RAW DATA -

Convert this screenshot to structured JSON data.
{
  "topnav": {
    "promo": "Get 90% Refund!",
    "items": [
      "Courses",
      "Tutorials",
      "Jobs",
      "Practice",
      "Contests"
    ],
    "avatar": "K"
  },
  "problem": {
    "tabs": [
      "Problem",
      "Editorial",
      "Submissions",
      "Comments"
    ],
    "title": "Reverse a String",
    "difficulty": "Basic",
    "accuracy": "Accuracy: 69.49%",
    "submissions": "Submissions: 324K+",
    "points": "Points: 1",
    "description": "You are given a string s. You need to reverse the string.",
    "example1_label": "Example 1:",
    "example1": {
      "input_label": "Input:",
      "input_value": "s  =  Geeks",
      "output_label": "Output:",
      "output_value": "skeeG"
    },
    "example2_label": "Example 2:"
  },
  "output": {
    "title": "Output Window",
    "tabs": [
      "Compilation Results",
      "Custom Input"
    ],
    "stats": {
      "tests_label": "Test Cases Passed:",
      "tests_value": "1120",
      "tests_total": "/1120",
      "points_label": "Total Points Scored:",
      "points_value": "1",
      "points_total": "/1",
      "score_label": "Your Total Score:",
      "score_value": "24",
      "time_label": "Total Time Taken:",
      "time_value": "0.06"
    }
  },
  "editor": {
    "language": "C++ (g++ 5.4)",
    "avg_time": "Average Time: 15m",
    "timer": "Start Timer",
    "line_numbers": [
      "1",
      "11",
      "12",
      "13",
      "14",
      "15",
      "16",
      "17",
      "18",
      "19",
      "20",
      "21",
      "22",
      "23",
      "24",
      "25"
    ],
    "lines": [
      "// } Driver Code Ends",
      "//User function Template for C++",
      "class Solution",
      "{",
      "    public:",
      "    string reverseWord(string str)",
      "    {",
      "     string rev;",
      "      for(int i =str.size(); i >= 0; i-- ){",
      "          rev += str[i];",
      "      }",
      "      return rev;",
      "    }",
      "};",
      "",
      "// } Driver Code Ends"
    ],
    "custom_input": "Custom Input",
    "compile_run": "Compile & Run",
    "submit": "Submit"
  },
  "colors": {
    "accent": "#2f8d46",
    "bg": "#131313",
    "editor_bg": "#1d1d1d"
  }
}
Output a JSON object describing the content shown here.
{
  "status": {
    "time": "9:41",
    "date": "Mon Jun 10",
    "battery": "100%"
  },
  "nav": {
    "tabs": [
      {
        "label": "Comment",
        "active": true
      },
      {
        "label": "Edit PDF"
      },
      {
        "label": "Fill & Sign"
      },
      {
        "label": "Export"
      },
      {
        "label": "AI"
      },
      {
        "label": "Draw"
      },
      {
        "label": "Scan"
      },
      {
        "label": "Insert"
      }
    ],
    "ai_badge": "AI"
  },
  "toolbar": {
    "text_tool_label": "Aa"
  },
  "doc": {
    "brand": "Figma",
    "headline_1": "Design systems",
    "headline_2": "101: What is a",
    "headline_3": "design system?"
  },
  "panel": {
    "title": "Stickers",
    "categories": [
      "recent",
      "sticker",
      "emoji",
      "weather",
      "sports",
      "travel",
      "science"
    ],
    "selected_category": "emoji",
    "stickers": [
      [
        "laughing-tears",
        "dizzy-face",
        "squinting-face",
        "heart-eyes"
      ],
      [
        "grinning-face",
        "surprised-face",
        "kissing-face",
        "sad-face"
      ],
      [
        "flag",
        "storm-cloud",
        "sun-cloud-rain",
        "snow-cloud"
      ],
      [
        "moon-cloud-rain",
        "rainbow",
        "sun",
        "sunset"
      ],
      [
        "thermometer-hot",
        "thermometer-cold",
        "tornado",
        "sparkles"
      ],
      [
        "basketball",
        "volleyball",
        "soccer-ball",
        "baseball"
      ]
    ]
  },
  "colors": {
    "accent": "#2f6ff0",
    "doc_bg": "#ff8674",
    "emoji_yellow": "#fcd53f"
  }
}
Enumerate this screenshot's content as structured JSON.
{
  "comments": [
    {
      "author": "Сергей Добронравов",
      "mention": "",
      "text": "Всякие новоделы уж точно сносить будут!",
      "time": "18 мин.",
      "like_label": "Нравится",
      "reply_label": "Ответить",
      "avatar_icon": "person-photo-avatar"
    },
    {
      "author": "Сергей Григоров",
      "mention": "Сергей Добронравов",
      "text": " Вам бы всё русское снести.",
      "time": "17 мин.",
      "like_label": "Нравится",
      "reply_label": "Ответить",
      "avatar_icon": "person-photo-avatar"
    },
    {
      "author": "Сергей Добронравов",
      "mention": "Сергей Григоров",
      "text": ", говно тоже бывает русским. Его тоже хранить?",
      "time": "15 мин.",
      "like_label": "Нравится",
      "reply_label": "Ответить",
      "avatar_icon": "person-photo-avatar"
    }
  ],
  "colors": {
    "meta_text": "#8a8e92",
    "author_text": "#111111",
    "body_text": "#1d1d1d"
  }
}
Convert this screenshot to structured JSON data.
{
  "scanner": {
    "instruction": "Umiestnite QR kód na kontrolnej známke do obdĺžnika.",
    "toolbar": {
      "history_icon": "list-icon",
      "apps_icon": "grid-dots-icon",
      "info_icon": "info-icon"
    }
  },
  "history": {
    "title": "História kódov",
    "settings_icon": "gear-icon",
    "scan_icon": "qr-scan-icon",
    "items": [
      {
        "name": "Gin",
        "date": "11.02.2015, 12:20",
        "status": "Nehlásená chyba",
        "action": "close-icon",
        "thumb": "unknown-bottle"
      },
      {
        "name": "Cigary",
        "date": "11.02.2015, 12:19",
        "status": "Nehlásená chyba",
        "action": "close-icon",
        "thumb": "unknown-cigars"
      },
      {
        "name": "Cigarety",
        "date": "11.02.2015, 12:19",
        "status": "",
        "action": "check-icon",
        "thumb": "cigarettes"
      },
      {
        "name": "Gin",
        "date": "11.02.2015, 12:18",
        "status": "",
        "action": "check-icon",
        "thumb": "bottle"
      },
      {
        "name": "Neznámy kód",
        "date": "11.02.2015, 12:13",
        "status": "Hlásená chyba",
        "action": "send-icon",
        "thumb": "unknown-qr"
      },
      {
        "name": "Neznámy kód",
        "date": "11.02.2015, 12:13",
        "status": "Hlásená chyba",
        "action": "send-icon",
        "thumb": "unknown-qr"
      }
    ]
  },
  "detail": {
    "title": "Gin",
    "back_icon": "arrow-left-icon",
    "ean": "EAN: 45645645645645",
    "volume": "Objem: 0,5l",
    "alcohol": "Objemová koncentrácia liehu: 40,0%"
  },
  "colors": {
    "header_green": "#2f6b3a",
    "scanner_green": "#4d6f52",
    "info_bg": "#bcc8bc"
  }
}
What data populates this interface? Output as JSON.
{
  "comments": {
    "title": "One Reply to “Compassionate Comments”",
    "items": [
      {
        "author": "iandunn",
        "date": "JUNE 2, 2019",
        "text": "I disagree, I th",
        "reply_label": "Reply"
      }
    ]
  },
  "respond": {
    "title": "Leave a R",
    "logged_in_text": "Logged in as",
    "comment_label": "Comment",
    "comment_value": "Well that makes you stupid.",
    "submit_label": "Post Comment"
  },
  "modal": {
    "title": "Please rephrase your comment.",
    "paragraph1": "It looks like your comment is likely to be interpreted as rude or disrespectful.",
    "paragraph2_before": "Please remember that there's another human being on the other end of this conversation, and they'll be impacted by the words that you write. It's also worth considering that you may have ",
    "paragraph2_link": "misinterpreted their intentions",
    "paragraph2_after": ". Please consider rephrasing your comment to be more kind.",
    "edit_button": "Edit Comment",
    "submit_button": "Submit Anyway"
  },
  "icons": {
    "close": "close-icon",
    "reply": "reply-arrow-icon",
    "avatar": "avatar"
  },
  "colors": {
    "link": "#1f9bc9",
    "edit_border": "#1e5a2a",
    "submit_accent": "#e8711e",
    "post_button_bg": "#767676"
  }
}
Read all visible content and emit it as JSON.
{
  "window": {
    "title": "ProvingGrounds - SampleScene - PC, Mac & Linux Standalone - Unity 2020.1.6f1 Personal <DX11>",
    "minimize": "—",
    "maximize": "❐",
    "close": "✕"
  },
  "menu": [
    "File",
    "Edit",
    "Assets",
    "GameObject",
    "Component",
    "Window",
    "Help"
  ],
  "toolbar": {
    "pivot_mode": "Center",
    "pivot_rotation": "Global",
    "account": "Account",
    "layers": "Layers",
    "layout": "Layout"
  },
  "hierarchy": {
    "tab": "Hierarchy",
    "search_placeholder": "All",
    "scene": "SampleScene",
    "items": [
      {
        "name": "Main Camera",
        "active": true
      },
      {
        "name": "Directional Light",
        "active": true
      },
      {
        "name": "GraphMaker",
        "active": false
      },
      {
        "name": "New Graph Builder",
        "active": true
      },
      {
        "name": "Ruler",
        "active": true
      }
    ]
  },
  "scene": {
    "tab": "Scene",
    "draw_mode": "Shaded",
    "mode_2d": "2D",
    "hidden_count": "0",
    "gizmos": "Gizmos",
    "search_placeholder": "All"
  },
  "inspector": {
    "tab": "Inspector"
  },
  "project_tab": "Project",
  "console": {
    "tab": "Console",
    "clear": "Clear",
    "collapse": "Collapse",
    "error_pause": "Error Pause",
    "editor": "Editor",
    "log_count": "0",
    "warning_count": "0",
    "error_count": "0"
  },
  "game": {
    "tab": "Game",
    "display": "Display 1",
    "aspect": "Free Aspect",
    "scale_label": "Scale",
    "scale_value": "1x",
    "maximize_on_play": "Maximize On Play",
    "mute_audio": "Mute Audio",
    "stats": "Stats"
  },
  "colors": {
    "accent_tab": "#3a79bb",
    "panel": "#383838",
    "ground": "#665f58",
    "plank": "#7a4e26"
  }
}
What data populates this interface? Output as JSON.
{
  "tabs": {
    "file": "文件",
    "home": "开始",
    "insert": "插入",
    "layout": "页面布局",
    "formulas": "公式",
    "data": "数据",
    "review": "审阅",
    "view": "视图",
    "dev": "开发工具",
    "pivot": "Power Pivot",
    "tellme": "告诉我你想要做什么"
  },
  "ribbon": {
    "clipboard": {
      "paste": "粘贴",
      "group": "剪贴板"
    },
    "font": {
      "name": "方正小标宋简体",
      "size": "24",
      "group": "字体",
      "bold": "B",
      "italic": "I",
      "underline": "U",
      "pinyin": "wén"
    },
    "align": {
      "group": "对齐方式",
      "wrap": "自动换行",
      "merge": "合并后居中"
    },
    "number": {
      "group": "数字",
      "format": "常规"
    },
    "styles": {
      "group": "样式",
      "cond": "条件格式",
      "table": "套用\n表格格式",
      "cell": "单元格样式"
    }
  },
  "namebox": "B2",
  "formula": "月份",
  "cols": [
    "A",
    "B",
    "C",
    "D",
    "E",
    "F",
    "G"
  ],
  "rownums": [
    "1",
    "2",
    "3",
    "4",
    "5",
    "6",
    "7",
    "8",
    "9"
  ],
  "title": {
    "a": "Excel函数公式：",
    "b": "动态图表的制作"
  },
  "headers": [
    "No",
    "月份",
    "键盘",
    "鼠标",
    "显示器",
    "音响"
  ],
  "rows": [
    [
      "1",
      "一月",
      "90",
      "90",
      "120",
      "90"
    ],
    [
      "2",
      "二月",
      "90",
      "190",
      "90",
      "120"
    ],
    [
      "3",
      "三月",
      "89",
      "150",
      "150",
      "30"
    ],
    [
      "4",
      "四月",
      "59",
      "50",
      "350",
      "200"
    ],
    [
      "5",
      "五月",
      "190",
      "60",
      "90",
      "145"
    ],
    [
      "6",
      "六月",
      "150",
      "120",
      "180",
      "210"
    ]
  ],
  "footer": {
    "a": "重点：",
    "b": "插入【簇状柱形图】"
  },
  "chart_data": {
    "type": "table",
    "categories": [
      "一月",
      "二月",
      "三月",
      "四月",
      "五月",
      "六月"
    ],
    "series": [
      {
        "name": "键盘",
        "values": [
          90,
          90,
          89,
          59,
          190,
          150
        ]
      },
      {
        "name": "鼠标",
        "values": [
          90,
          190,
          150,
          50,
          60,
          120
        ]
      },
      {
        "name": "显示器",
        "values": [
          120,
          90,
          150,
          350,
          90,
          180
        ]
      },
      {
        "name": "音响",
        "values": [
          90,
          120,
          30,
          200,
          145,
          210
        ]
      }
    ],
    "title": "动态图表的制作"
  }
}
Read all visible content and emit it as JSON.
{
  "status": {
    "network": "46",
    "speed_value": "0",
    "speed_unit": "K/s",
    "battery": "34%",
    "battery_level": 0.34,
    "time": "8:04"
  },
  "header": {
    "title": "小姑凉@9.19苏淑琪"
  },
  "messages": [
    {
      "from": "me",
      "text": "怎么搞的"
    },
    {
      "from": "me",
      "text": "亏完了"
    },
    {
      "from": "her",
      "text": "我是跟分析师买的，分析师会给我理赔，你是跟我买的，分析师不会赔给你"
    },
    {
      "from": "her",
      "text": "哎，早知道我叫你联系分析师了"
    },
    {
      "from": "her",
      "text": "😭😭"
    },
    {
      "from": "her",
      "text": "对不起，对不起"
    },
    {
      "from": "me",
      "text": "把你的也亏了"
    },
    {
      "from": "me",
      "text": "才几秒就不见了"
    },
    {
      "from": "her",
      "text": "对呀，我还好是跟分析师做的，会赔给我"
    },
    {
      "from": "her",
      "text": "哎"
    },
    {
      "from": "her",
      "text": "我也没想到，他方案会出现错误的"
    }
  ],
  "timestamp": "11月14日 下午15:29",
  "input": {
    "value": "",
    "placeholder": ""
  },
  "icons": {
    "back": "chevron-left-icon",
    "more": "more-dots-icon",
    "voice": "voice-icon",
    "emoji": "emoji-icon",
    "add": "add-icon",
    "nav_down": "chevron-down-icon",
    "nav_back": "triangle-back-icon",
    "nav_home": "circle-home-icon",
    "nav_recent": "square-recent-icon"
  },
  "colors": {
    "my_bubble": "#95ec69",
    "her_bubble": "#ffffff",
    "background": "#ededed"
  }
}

CHALLENGE - Go through the listing above and list every line that has the word "close".

EXERCISE ANSWER -
        "action": "close-icon",
        "action": "close-icon",
    "close": "close-icon",
    "close": "✕"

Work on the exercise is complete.